== RECORDS FOR THIS TASK ==
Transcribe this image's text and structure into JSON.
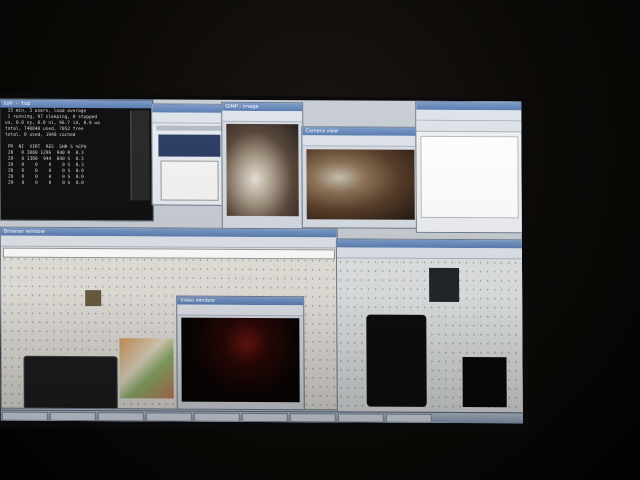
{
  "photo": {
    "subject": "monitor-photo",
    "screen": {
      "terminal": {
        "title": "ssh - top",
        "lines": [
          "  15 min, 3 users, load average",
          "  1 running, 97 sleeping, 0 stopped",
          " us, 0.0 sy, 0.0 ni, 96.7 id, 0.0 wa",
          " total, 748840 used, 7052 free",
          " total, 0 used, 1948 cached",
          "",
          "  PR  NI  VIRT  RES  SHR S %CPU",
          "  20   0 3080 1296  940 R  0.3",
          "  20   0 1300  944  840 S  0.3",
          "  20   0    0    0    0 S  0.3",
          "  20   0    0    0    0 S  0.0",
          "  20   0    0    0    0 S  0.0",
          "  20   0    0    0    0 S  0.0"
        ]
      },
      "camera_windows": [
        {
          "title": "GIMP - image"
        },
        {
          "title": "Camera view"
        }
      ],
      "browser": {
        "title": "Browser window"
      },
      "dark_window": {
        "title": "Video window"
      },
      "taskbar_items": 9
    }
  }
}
===
> _SHORT TASK_
Reproduce every line from the entries that holds the word "title".

> _FULL RESPONSE_
        "title": "ssh - top",
          "title": "GIMP - image"
          "title": "Camera view"
        "title": "Browser window"
        "title": "Video window"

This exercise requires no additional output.